> **Description of the task**
Could you output each line of the data that follows exactly?

[Excerpt from a dataset]
--- --- ---

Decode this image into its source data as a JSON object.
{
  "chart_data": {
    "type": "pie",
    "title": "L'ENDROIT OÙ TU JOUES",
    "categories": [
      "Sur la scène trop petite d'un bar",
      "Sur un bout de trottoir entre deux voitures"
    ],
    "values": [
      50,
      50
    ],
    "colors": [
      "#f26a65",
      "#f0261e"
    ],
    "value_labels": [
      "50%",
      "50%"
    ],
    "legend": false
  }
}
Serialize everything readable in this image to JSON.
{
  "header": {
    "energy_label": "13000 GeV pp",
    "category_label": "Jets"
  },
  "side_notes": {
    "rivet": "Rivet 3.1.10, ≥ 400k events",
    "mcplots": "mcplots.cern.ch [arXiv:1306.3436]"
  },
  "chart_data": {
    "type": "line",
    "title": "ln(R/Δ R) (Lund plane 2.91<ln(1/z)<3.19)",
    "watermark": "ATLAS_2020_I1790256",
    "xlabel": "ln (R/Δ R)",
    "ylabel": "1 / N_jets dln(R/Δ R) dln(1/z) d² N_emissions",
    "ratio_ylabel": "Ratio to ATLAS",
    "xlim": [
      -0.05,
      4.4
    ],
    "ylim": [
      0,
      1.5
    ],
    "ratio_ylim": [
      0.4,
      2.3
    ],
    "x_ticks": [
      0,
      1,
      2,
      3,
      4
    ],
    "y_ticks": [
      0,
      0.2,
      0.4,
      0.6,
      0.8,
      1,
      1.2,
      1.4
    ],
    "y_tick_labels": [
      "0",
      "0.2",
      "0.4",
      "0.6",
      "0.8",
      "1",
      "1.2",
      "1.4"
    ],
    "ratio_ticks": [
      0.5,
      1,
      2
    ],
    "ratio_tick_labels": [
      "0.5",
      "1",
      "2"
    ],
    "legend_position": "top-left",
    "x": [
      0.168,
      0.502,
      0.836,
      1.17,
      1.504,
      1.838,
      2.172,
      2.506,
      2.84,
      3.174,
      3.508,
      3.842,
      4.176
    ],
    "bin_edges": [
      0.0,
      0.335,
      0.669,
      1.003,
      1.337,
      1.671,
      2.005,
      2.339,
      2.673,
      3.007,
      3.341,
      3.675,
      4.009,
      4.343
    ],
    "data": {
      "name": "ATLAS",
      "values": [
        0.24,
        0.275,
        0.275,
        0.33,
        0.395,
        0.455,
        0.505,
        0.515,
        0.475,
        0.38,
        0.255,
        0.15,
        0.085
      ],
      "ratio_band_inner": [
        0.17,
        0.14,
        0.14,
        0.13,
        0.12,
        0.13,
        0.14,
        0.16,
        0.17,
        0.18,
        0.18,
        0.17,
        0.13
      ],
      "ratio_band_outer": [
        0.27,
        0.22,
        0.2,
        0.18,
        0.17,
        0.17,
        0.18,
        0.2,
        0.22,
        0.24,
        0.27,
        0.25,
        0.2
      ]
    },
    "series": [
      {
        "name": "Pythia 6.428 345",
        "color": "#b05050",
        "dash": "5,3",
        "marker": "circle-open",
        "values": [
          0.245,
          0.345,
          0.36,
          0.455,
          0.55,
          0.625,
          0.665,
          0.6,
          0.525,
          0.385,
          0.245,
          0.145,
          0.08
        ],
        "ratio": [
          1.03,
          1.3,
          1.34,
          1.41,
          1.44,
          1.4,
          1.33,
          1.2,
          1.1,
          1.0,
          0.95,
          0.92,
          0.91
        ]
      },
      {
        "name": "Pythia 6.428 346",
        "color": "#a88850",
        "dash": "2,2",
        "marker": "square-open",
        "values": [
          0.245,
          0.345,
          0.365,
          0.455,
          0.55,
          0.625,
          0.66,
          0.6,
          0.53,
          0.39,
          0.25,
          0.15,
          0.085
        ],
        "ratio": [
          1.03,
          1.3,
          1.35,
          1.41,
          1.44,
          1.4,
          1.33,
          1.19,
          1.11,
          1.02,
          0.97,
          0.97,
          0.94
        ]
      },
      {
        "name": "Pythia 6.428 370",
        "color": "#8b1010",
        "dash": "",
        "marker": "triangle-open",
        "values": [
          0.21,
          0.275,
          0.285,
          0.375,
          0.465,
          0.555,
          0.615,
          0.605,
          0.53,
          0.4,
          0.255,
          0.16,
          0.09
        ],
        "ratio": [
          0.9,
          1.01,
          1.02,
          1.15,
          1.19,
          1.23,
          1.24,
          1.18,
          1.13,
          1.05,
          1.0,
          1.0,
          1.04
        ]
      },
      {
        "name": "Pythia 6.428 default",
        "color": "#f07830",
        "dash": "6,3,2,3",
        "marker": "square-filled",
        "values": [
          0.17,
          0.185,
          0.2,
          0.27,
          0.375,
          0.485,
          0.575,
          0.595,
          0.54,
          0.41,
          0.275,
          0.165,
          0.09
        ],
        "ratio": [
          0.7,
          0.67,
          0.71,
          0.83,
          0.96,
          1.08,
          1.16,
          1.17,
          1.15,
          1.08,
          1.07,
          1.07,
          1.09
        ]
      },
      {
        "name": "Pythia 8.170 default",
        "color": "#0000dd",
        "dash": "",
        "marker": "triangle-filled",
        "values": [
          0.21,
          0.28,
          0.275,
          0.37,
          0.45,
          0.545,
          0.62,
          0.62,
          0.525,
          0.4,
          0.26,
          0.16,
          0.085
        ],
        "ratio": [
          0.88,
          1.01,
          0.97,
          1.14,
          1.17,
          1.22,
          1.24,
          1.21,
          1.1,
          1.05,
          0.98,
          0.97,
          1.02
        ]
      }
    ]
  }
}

--- --- ---

> **Exercise solution**
Decode this image into its source data as a JSON object.
{
  "chart_data": {
    "type": "pie",
    "title": "L'ENDROIT OÙ TU JOUES",
    "categories": [
      "Sur la scène trop petite d'un bar",
      "Sur un bout de trottoir entre deux voitures"
    ],
    "values": [
      50,
      50
    ],
    "colors": [
      "#f26a65",
      "#f0261e"
    ],
    "value_labels": [
      "50%",
      "50%"
    ],
    "legend": false
  }
}
Serialize everything readable in this image to JSON.
{
  "header": {
    "energy_label": "13000 GeV pp",
    "category_label": "Jets"
  },
  "side_notes": {
    "rivet": "Rivet 3.1.10, ≥ 400k events",
    "mcplots": "mcplots.cern.ch [arXiv:1306.3436]"
  },
  "chart_data": {
    "type": "line",
    "title": "ln(R/Δ R) (Lund plane 2.91<ln(1/z)<3.19)",
    "watermark": "ATLAS_2020_I1790256",
    "xlabel": "ln (R/Δ R)",
    "ylabel": "1 / N_jets dln(R/Δ R) dln(1/z) d² N_emissions",
    "ratio_ylabel": "Ratio to ATLAS",
    "xlim": [
      -0.05,
      4.4
    ],
    "ylim": [
      0,
      1.5
    ],
    "ratio_ylim": [
      0.4,
      2.3
    ],
    "x_ticks": [
      0,
      1,
      2,
      3,
      4
    ],
    "y_ticks": [
      0,
      0.2,
      0.4,
      0.6,
      0.8,
      1,
      1.2,
      1.4
    ],
    "y_tick_labels": [
      "0",
      "0.2",
      "0.4",
      "0.6",
      "0.8",
      "1",
      "1.2",
      "1.4"
    ],
    "ratio_ticks": [
      0.5,
      1,
      2
    ],
    "ratio_tick_labels": [
      "0.5",
      "1",
      "2"
    ],
    "legend_position": "top-left",
    "x": [
      0.168,
      0.502,
      0.836,
      1.17,
      1.504,
      1.838,
      2.172,
      2.506,
      2.84,
      3.174,
      3.508,
      3.842,
      4.176
    ],
    "bin_edges": [
      0.0,
      0.335,
      0.669,
      1.003,
      1.337,
      1.671,
      2.005,
      2.339,
      2.673,
      3.007,
      3.341,
      3.675,
      4.009,
      4.343
    ],
    "data": {
      "name": "ATLAS",
      "values": [
        0.24,
        0.275,
        0.275,
        0.33,
        0.395,
        0.455,
        0.505,
        0.515,
        0.475,
        0.38,
        0.255,
        0.15,
        0.085
      ],
      "ratio_band_inner": [
        0.17,
        0.14,
        0.14,
        0.13,
        0.12,
        0.13,
        0.14,
        0.16,
        0.17,
        0.18,
        0.18,
        0.17,
        0.13
      ],
      "ratio_band_outer": [
        0.27,
        0.22,
        0.2,
        0.18,
        0.17,
        0.17,
        0.18,
        0.2,
        0.22,
        0.24,
        0.27,
        0.25,
        0.2
      ]
    },
    "series": [
      {
        "name": "Pythia 6.428 345",
        "color": "#b05050",
        "dash": "5,3",
        "marker": "circle-open",
        "values": [
          0.245,
          0.345,
          0.36,
          0.455,
          0.55,
          0.625,
          0.665,
          0.6,
          0.525,
          0.385,
          0.245,
          0.145,
          0.08
        ],
        "ratio": [
          1.03,
          1.3,
          1.34,
          1.41,
          1.44,
          1.4,
          1.33,
          1.2,
          1.1,
          1.0,
          0.95,
          0.92,
          0.91
        ]
      },
      {
        "name": "Pythia 6.428 346",
        "color": "#a88850",
        "dash": "2,2",
        "marker": "square-open",
        "values": [
          0.245,
          0.345,
          0.365,
          0.455,
          0.55,
          0.625,
          0.66,
          0.6,
          0.53,
          0.39,
          0.25,
          0.15,
          0.085
        ],
        "ratio": [
          1.03,
          1.3,
          1.35,
          1.41,
          1.44,
          1.4,
          1.33,
          1.19,
          1.11,
          1.02,
          0.97,
          0.97,
          0.94
        ]
      },
      {
        "name": "Pythia 6.428 370",
        "color": "#8b1010",
        "dash": "",
        "marker": "triangle-open",
        "values": [
          0.21,
          0.275,
          0.285,
          0.375,
          0.465,
          0.555,
          0.615,
          0.605,
          0.53,
          0.4,
          0.255,
          0.16,
          0.09
        ],
        "ratio": [
          0.9,
          1.01,
          1.02,
          1.15,
          1.19,
          1.23,
          1.24,
          1.18,
          1.13,
          1.05,
          1.0,
          1.0,
          1.04
        ]
      },
      {
        "name": "Pythia 6.428 default",
        "color": "#f07830",
        "dash": "6,3,2,3",
        "marker": "square-filled",
        "values": [
          0.17,
          0.185,
          0.2,
          0.27,
          0.375,
          0.485,
          0.575,
          0.595,
          0.54,
          0.41,
          0.275,
          0.165,
          0.09
        ],
        "ratio": [
          0.7,
          0.67,
          0.71,
          0.83,
          0.96,
          1.08,
          1.16,
          1.17,
          1.15,
          1.08,
          1.07,
          1.07,
          1.09
        ]
      },
      {
        "name": "Pythia 8.170 default",
        "color": "#0000dd",
        "dash": "",
        "marker": "triangle-filled",
        "values": [
          0.21,
          0.28,
          0.275,
          0.37,
          0.45,
          0.545,
          0.62,
          0.62,
          0.525,
          0.4,
          0.26,
          0.16,
          0.085
        ],
        "ratio": [
          0.88,
          1.01,
          0.97,
          1.14,
          1.17,
          1.22,
          1.24,
          1.21,
          1.1,
          1.05,
          0.98,
          0.97,
          1.02
        ]
      }
    ]
  }
}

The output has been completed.